§ What you have to do
Print the listing as it stands, omitting all images.

§ Records for the task
-- Start --

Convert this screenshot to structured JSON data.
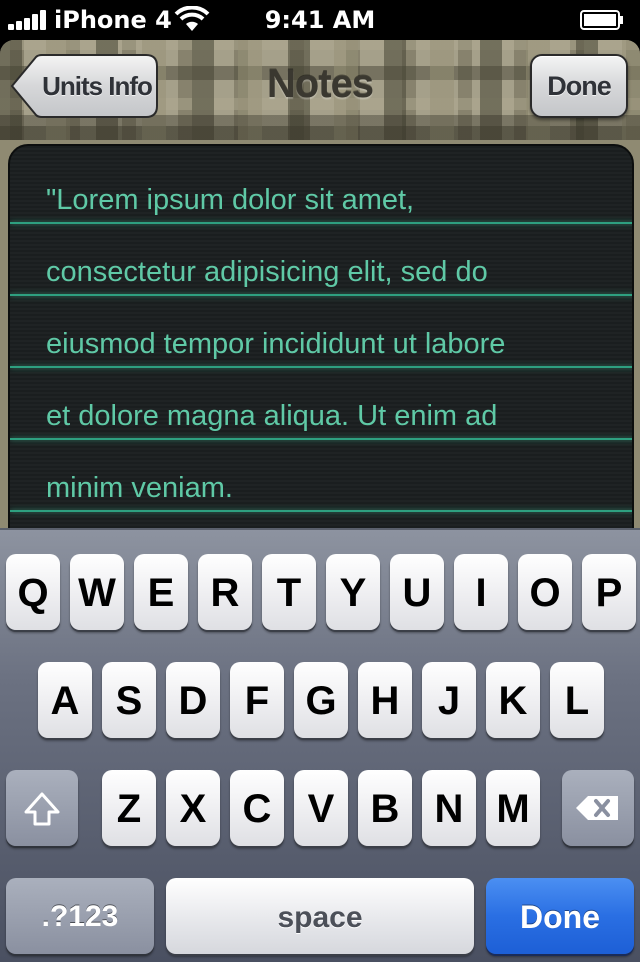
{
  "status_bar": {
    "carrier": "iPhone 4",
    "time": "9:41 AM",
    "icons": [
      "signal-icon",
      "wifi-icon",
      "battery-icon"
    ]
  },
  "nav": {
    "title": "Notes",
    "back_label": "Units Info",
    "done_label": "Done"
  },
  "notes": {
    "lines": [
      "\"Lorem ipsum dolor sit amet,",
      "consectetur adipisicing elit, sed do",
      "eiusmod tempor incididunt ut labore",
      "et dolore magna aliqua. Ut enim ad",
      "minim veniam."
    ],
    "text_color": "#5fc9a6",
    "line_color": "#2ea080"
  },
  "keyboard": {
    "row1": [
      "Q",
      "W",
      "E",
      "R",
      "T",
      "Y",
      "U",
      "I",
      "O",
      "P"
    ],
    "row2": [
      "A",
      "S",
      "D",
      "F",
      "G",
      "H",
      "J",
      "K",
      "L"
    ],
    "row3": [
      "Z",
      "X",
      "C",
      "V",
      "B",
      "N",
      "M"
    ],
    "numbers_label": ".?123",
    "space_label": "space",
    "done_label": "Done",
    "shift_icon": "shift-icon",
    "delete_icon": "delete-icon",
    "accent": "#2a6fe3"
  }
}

-- End --

§ Correct response
Convert this screenshot to structured JSON data.
{
  "status_bar": {
    "carrier": "iPhone 4",
    "time": "9:41 AM",
    "icons": [
      "signal-icon",
      "wifi-icon",
      "battery-icon"
    ]
  },
  "nav": {
    "title": "Notes",
    "back_label": "Units Info",
    "done_label": "Done"
  },
  "notes": {
    "lines": [
      "\"Lorem ipsum dolor sit amet,",
      "consectetur adipisicing elit, sed do",
      "eiusmod tempor incididunt ut labore",
      "et dolore magna aliqua. Ut enim ad",
      "minim veniam."
    ],
    "text_color": "#5fc9a6",
    "line_color": "#2ea080"
  },
  "keyboard": {
    "row1": [
      "Q",
      "W",
      "E",
      "R",
      "T",
      "Y",
      "U",
      "I",
      "O",
      "P"
    ],
    "row2": [
      "A",
      "S",
      "D",
      "F",
      "G",
      "H",
      "J",
      "K",
      "L"
    ],
    "row3": [
      "Z",
      "X",
      "C",
      "V",
      "B",
      "N",
      "M"
    ],
    "numbers_label": ".?123",
    "space_label": "space",
    "done_label": "Done",
    "shift_icon": "shift-icon",
    "delete_icon": "delete-icon",
    "accent": "#2a6fe3"
  }
}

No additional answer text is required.